REQUIRED WORK: Return the whole listing, keeping every character the same.

#### SUPPLIED RECORDS ####

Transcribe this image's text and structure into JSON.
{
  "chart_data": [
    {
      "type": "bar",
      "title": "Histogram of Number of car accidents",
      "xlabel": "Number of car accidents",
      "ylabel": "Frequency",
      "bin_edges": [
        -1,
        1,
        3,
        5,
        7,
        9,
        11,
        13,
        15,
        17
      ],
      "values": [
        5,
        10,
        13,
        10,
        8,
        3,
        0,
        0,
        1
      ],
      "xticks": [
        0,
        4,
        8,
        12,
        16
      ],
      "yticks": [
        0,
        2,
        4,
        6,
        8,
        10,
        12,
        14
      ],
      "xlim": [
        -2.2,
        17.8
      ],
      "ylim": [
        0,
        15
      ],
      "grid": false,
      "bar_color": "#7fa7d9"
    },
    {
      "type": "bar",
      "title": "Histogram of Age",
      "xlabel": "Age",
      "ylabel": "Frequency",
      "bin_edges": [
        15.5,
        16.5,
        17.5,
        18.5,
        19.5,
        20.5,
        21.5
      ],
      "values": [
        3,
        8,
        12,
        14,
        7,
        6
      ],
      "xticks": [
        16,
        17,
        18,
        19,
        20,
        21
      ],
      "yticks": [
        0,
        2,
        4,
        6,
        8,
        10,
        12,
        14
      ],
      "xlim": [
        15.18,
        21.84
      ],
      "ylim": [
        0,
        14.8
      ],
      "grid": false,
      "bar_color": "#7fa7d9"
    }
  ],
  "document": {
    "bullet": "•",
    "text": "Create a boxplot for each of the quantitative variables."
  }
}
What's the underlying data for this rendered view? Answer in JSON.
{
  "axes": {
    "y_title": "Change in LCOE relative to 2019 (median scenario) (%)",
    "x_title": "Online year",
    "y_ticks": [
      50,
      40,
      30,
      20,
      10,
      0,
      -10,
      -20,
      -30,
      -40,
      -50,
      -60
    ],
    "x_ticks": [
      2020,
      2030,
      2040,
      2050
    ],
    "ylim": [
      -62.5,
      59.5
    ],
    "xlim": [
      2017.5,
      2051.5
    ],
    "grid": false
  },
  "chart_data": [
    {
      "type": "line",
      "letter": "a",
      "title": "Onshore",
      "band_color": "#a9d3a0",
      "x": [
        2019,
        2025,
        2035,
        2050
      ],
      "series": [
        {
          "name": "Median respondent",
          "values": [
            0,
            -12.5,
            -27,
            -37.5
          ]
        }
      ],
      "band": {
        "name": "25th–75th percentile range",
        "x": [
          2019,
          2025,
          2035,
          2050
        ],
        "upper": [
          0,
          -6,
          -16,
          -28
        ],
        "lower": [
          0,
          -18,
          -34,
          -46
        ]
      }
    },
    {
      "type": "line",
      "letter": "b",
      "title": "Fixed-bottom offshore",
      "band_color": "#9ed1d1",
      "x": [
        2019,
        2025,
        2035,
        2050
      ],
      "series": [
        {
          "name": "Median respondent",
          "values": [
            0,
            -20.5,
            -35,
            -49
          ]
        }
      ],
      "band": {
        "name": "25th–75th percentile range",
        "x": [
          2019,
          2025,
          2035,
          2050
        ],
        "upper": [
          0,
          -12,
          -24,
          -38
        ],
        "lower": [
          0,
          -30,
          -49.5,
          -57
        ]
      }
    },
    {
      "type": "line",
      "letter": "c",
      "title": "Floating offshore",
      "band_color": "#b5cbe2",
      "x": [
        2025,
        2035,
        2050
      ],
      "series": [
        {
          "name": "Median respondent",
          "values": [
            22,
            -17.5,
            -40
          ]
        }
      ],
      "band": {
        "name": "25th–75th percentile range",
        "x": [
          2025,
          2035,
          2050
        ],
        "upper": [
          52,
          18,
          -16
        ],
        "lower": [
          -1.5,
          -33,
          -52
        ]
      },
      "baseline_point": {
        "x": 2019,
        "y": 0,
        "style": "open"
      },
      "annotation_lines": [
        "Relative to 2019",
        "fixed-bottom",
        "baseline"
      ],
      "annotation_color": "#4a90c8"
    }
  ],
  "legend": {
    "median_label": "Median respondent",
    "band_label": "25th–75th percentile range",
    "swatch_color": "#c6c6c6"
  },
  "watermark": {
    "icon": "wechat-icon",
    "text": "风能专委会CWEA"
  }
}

####

WRITTEN ANSWER:
Transcribe this image's text and structure into JSON.
{
  "chart_data": [
    {
      "type": "bar",
      "title": "Histogram of Number of car accidents",
      "xlabel": "Number of car accidents",
      "ylabel": "Frequency",
      "bin_edges": [
        -1,
        1,
        3,
        5,
        7,
        9,
        11,
        13,
        15,
        17
      ],
      "values": [
        5,
        10,
        13,
        10,
        8,
        3,
        0,
        0,
        1
      ],
      "xticks": [
        0,
        4,
        8,
        12,
        16
      ],
      "yticks": [
        0,
        2,
        4,
        6,
        8,
        10,
        12,
        14
      ],
      "xlim": [
        -2.2,
        17.8
      ],
      "ylim": [
        0,
        15
      ],
      "grid": false,
      "bar_color": "#7fa7d9"
    },
    {
      "type": "bar",
      "title": "Histogram of Age",
      "xlabel": "Age",
      "ylabel": "Frequency",
      "bin_edges": [
        15.5,
        16.5,
        17.5,
        18.5,
        19.5,
        20.5,
        21.5
      ],
      "values": [
        3,
        8,
        12,
        14,
        7,
        6
      ],
      "xticks": [
        16,
        17,
        18,
        19,
        20,
        21
      ],
      "yticks": [
        0,
        2,
        4,
        6,
        8,
        10,
        12,
        14
      ],
      "xlim": [
        15.18,
        21.84
      ],
      "ylim": [
        0,
        14.8
      ],
      "grid": false,
      "bar_color": "#7fa7d9"
    }
  ],
  "document": {
    "bullet": "•",
    "text": "Create a boxplot for each of the quantitative variables."
  }
}
What's the underlying data for this rendered view? Answer in JSON.
{
  "axes": {
    "y_title": "Change in LCOE relative to 2019 (median scenario) (%)",
    "x_title": "Online year",
    "y_ticks": [
      50,
      40,
      30,
      20,
      10,
      0,
      -10,
      -20,
      -30,
      -40,
      -50,
      -60
    ],
    "x_ticks": [
      2020,
      2030,
      2040,
      2050
    ],
    "ylim": [
      -62.5,
      59.5
    ],
    "xlim": [
      2017.5,
      2051.5
    ],
    "grid": false
  },
  "chart_data": [
    {
      "type": "line",
      "letter": "a",
      "title": "Onshore",
      "band_color": "#a9d3a0",
      "x": [
        2019,
        2025,
        2035,
        2050
      ],
      "series": [
        {
          "name": "Median respondent",
          "values": [
            0,
            -12.5,
            -27,
            -37.5
          ]
        }
      ],
      "band": {
        "name": "25th–75th percentile range",
        "x": [
          2019,
          2025,
          2035,
          2050
        ],
        "upper": [
          0,
          -6,
          -16,
          -28
        ],
        "lower": [
          0,
          -18,
          -34,
          -46
        ]
      }
    },
    {
      "type": "line",
      "letter": "b",
      "title": "Fixed-bottom offshore",
      "band_color": "#9ed1d1",
      "x": [
        2019,
        2025,
        2035,
        2050
      ],
      "series": [
        {
          "name": "Median respondent",
          "values": [
            0,
            -20.5,
            -35,
            -49
          ]
        }
      ],
      "band": {
        "name": "25th–75th percentile range",
        "x": [
          2019,
          2025,
          2035,
          2050
        ],
        "upper": [
          0,
          -12,
          -24,
          -38
        ],
        "lower": [
          0,
          -30,
          -49.5,
          -57
        ]
      }
    },
    {
      "type": "line",
      "letter": "c",
      "title": "Floating offshore",
      "band_color": "#b5cbe2",
      "x": [
        2025,
        2035,
        2050
      ],
      "series": [
        {
          "name": "Median respondent",
          "values": [
            22,
            -17.5,
            -40
          ]
        }
      ],
      "band": {
        "name": "25th–75th percentile range",
        "x": [
          2025,
          2035,
          2050
        ],
        "upper": [
          52,
          18,
          -16
        ],
        "lower": [
          -1.5,
          -33,
          -52
        ]
      },
      "baseline_point": {
        "x": 2019,
        "y": 0,
        "style": "open"
      },
      "annotation_lines": [
        "Relative to 2019",
        "fixed-bottom",
        "baseline"
      ],
      "annotation_color": "#4a90c8"
    }
  ],
  "legend": {
    "median_label": "Median respondent",
    "band_label": "25th–75th percentile range",
    "swatch_color": "#c6c6c6"
  },
  "watermark": {
    "icon": "wechat-icon",
    "text": "风能专委会CWEA"
  }
}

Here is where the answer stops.